Only the pictures are left out: repeat the rest of the entries exactly.

(Records from a dataset)
┄┄┄┄┄┄┄┄┄┄
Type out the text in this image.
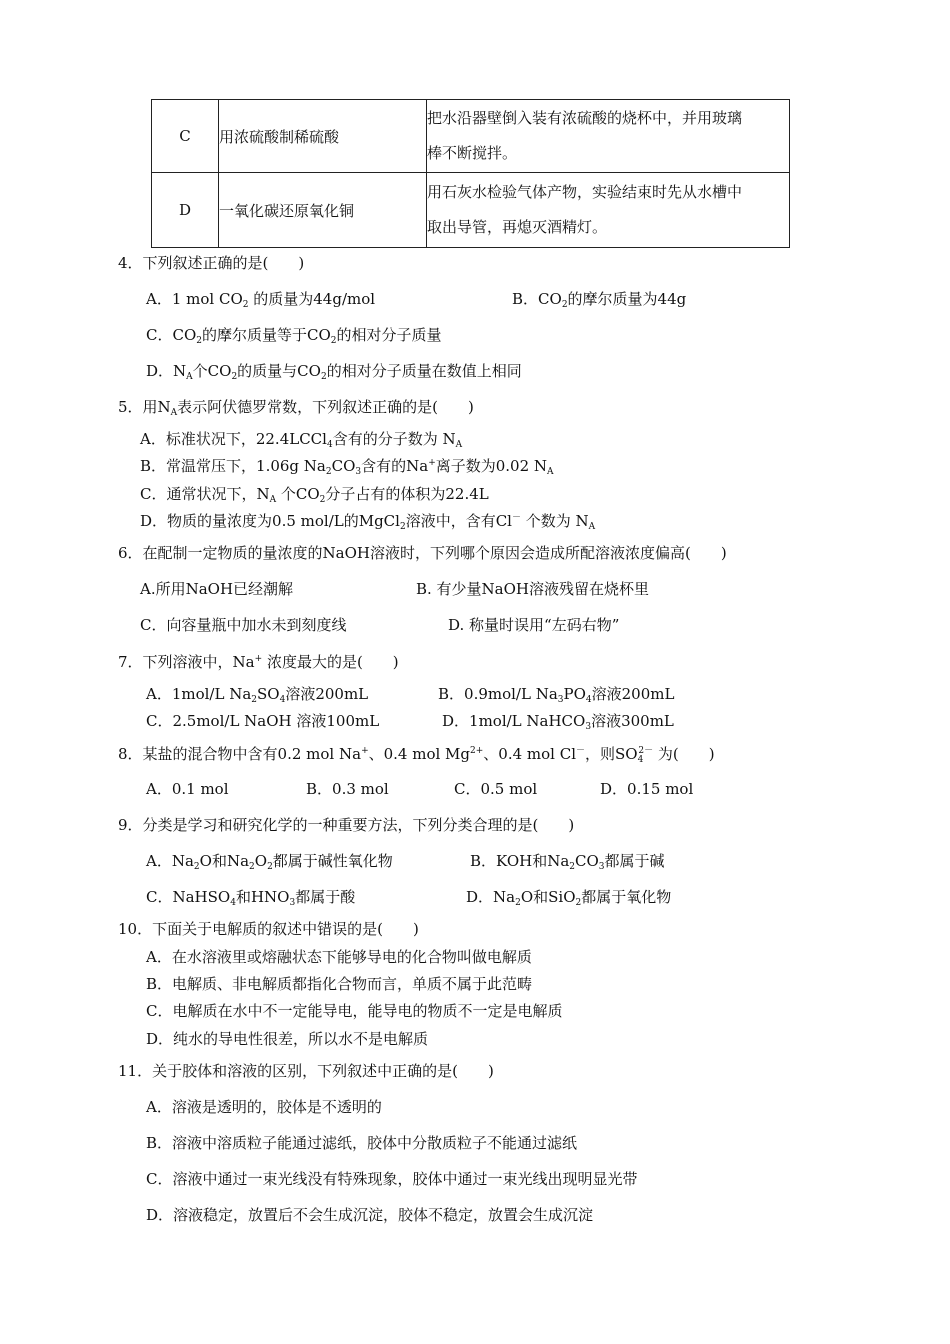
C	用浓硫酸制稀硫酸	把水沿器壁倒入装有浓硫酸的烧杯中，并用玻璃
棒不断搅拌。

D	一氧化碳还原氧化铜	用石灰水检验气体产物，实验结束时先从水槽中
取出导管，再熄灭酒精灯。
4．下列叙述正确的是(　　)
A．1 mol $CO_2$ 的质量为44g/mol	B．$CO_2$的摩尔质量为44g
C．$CO_2$的摩尔质量等于$CO_2$的相对分子质量
D．$N_A$个$CO_2$的质量与$CO_2$的相对分子质量在数值上相同
5．用$N_A$表示阿伏德罗常数，下列叙述正确的是(　　)
A．标准状况下，22.4LCCl$_4$含有的分子数为 $N_A$
B．常温常压下，1.06g $Na_2CO_3$含有的Na+离子数为0.02 $N_A$
C．通常状况下，$N_A$ 个$CO_2$分子占有的体积为22.4L
D．物质的量浓度为0.5 mol/L的MgCl$_2$溶液中，含有Cl－ 个数为 $N_A$
6．在配制一定物质的量浓度的NaOH溶液时，下列哪个原因会造成所配溶液浓度偏高(　　)
A.所用NaOH已经潮解	B. 有少量NaOH溶液残留在烧杯里
C．向容量瓶中加水未到刻度线	D. 称量时误用“左码右物”
7．下列溶液中，Na+ 浓度最大的是(　　)
A．1mol/L $Na_2SO_4$溶液200mL	B．0.9mol/L $Na_3PO_4$溶液200mL
C．2.5mol/L NaOH 溶液100mL	D．1mol/L NaHCO$_3$溶液300mL
8．某盐的混合物中含有0.2 mol Na+、0.4 mol $Mg^{2+}$、0.4 mol Cl－，则$SO_4^{2-}$ 为(　　)
A．0.1 mol	B．0.3 mol	C．0.5 mol	D．0.15 mol
9．分类是学习和研究化学的一种重要方法，下列分类合理的是(　　)
A．$Na_2O$和$Na_2O_2$都属于碱性氧化物	B．KOH和$Na_2CO_3$都属于碱
C．NaHSO$_4$和$HNO_3$都属于酸	D．$Na_2O$和SiO$_2$都属于氧化物
10．下面关于电解质的叙述中错误的是(　　)
A．在水溶液里或熔融状态下能够导电的化合物叫做电解质
B．电解质、非电解质都指化合物而言，单质不属于此范畴
C．电解质在水中不一定能导电，能导电的物质不一定是电解质
D．纯水的导电性很差，所以水不是电解质
11．关于胶体和溶液的区别，下列叙述中正确的是(　　)
A．溶液是透明的，胶体是不透明的
B．溶液中溶质粒子能通过滤纸，胶体中分散质粒子不能通过滤纸
C．溶液中通过一束光线没有特殊现象，胶体中通过一束光线出现明显光带
D．溶液稳定，放置后不会生成沉淀，胶体不稳定，放置会生成沉淀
┄┄┄┄┄┄┄┄┄┄
SOLVED EXERCISE =>
Type out the text in this image.
C	用浓硫酸制稀硫酸	把水沿器壁倒入装有浓硫酸的烧杯中，并用玻璃
棒不断搅拌。

D	一氧化碳还原氧化铜	用石灰水检验气体产物，实验结束时先从水槽中
取出导管，再熄灭酒精灯。
4．下列叙述正确的是(　　)
A．1 mol $CO_2$ 的质量为44g/mol	B．$CO_2$的摩尔质量为44g
C．$CO_2$的摩尔质量等于$CO_2$的相对分子质量
D．$N_A$个$CO_2$的质量与$CO_2$的相对分子质量在数值上相同
5．用$N_A$表示阿伏德罗常数，下列叙述正确的是(　　)
A．标准状况下，22.4LCCl$_4$含有的分子数为 $N_A$
B．常温常压下，1.06g $Na_2CO_3$含有的Na+离子数为0.02 $N_A$
C．通常状况下，$N_A$ 个$CO_2$分子占有的体积为22.4L
D．物质的量浓度为0.5 mol/L的MgCl$_2$溶液中，含有Cl－ 个数为 $N_A$
6．在配制一定物质的量浓度的NaOH溶液时，下列哪个原因会造成所配溶液浓度偏高(　　)
A.所用NaOH已经潮解	B. 有少量NaOH溶液残留在烧杯里
C．向容量瓶中加水未到刻度线	D. 称量时误用“左码右物”
7．下列溶液中，Na+ 浓度最大的是(　　)
A．1mol/L $Na_2SO_4$溶液200mL	B．0.9mol/L $Na_3PO_4$溶液200mL
C．2.5mol/L NaOH 溶液100mL	D．1mol/L NaHCO$_3$溶液300mL
8．某盐的混合物中含有0.2 mol Na+、0.4 mol $Mg^{2+}$、0.4 mol Cl－，则$SO_4^{2-}$ 为(　　)
A．0.1 mol	B．0.3 mol	C．0.5 mol	D．0.15 mol
9．分类是学习和研究化学的一种重要方法，下列分类合理的是(　　)
A．$Na_2O$和$Na_2O_2$都属于碱性氧化物	B．KOH和$Na_2CO_3$都属于碱
C．NaHSO$_4$和$HNO_3$都属于酸	D．$Na_2O$和SiO$_2$都属于氧化物
10．下面关于电解质的叙述中错误的是(　　)
A．在水溶液里或熔融状态下能够导电的化合物叫做电解质
B．电解质、非电解质都指化合物而言，单质不属于此范畴
C．电解质在水中不一定能导电，能导电的物质不一定是电解质
D．纯水的导电性很差，所以水不是电解质
11．关于胶体和溶液的区别，下列叙述中正确的是(　　)
A．溶液是透明的，胶体是不透明的
B．溶液中溶质粒子能通过滤纸，胶体中分散质粒子不能通过滤纸
C．溶液中通过一束光线没有特殊现象，胶体中通过一束光线出现明显光带
D．溶液稳定，放置后不会生成沉淀，胶体不稳定，放置会生成沉淀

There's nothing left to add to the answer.